(Dataset rows about figures)

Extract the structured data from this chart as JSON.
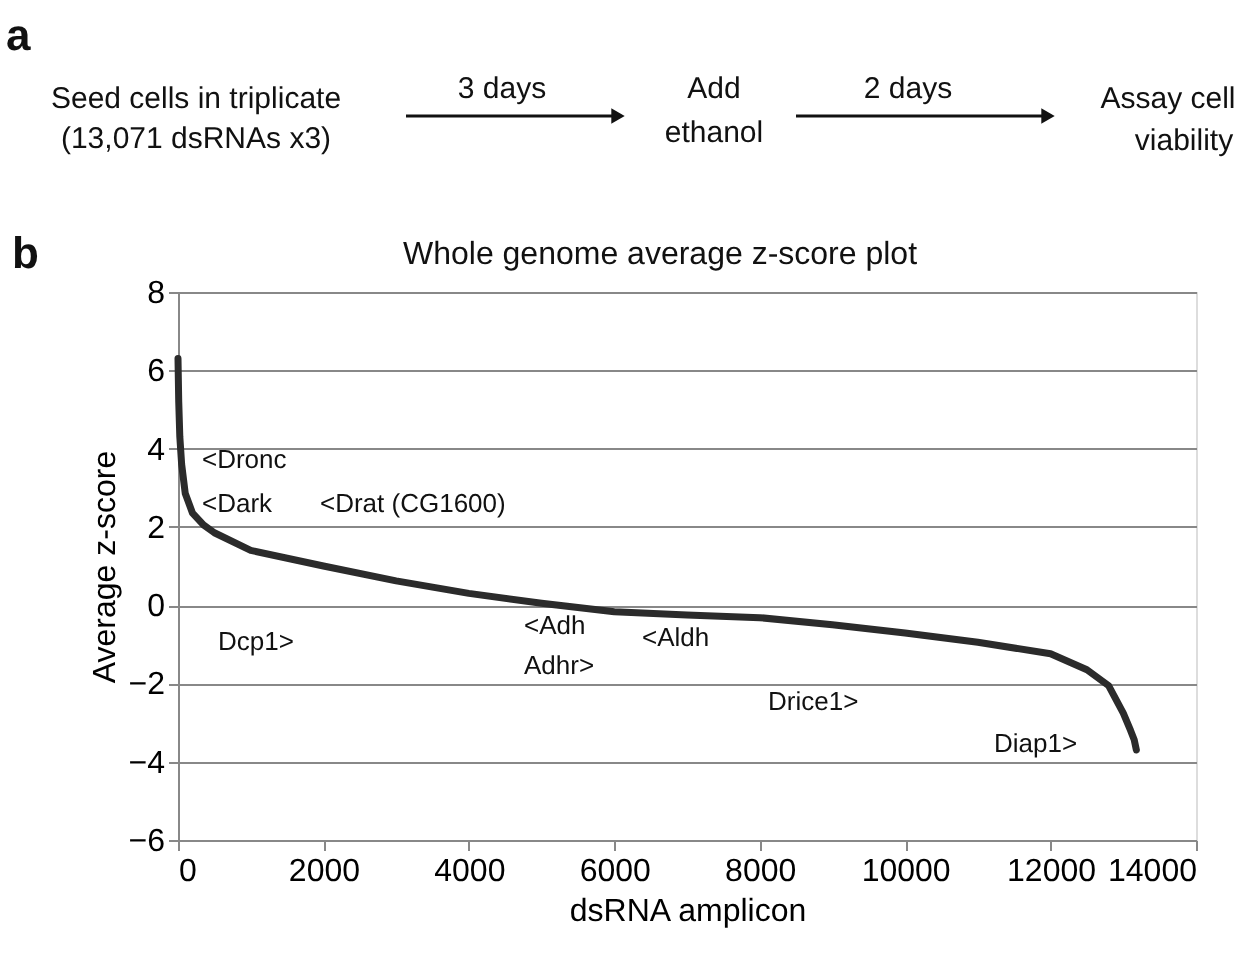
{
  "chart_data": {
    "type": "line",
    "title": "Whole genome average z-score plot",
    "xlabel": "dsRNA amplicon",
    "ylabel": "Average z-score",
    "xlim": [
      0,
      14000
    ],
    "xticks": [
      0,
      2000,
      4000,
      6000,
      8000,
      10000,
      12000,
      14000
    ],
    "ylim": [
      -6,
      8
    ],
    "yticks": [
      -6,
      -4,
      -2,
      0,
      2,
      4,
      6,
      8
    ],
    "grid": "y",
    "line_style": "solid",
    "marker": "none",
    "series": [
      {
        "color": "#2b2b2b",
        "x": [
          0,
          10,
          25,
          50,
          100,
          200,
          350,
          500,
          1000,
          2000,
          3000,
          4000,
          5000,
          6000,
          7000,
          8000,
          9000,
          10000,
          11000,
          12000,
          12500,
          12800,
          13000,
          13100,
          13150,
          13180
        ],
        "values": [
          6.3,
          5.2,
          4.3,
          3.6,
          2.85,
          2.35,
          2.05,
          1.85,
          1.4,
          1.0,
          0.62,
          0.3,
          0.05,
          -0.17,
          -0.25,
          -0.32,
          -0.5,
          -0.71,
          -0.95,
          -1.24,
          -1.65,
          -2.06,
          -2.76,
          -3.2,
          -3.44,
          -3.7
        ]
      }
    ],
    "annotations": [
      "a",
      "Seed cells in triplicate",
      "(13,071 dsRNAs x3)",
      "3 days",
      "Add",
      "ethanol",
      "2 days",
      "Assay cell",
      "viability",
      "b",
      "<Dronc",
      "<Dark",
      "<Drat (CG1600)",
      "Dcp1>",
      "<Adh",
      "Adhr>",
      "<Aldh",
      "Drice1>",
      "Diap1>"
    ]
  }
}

**PROBLEM REQUIREMENTS**:
Copy out, in full, each line above that has the word "score" in it.

**EXERCISE RESULT**:
    "title": "Whole genome average z-score plot",
    "ylabel": "Average z-score",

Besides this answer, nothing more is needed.